- _Input rows_:
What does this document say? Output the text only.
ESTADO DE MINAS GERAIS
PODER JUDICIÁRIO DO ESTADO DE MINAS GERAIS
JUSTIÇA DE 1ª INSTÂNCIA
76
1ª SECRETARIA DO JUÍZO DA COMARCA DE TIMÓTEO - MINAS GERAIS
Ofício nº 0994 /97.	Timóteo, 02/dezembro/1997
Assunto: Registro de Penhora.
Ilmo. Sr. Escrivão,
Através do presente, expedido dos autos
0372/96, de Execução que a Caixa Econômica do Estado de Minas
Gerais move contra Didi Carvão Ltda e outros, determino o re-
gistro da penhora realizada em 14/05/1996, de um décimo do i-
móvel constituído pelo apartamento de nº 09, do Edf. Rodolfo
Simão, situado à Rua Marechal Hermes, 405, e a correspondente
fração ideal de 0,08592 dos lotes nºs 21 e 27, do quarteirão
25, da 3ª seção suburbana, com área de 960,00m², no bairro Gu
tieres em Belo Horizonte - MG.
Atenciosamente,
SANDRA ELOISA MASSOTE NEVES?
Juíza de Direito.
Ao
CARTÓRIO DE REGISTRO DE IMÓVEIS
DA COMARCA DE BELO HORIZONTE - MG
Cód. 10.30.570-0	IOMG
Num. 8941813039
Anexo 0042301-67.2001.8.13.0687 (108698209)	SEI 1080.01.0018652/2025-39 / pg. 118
==
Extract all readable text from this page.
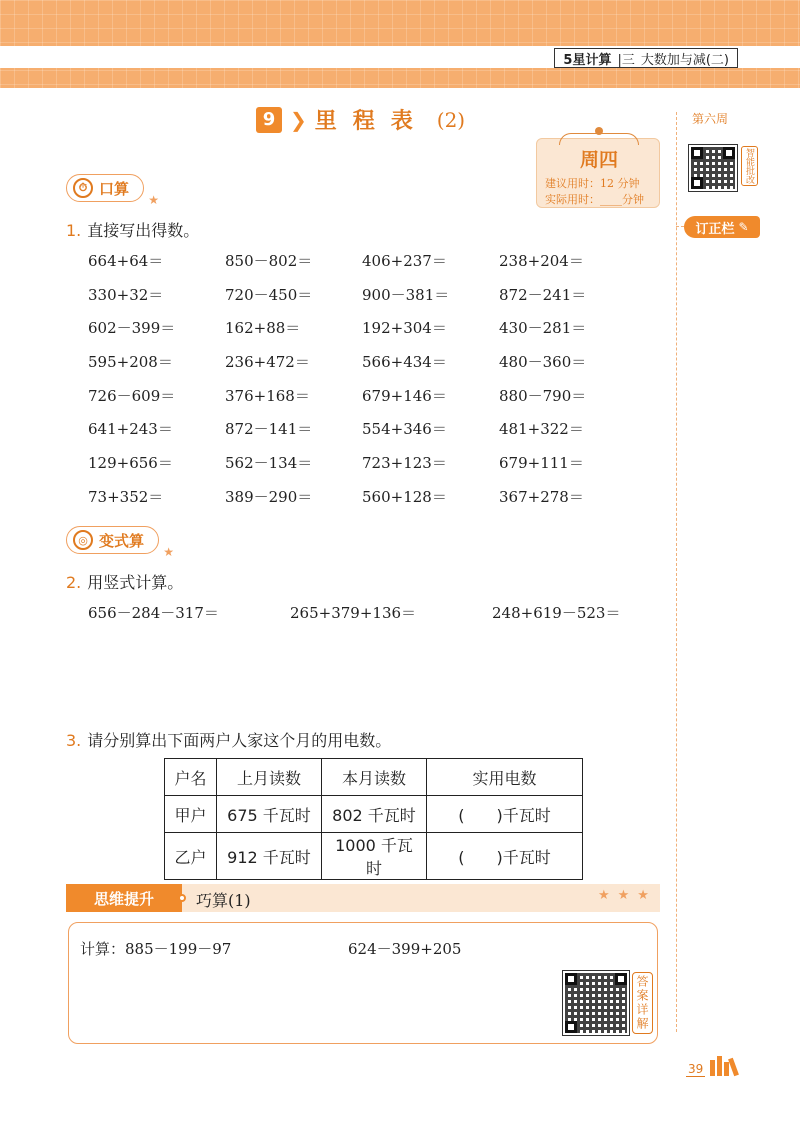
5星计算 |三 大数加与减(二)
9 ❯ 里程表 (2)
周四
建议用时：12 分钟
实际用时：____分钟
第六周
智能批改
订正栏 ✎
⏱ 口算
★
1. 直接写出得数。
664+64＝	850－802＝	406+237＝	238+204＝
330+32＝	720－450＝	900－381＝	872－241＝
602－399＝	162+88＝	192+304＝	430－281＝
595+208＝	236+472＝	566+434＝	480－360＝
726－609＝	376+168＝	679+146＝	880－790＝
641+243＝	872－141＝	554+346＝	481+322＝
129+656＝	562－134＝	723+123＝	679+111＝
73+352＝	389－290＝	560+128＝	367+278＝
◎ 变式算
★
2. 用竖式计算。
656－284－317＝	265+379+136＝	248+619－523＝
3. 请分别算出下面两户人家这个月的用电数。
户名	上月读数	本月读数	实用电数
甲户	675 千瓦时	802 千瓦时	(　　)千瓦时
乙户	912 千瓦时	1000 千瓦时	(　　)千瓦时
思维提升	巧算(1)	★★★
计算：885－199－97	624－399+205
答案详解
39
...
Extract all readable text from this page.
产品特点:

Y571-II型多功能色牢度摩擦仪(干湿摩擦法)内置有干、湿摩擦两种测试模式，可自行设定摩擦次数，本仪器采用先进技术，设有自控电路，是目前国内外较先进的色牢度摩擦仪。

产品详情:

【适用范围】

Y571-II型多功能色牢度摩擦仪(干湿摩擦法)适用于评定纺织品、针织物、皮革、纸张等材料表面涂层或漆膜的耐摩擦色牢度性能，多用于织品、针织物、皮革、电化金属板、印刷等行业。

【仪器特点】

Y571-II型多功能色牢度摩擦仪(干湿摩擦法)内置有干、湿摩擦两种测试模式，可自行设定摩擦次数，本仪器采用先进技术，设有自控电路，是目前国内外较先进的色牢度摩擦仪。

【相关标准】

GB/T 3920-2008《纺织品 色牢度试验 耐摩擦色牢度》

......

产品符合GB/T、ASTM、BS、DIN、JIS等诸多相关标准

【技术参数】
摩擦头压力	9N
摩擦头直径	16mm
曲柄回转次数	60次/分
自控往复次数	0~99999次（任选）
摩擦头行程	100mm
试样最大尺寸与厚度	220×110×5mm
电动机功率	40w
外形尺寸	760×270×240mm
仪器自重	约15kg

- _Exercise_:
Report how many lines of the data hold the string "COMARCA"; give only the number.

- _Output of the task_:
2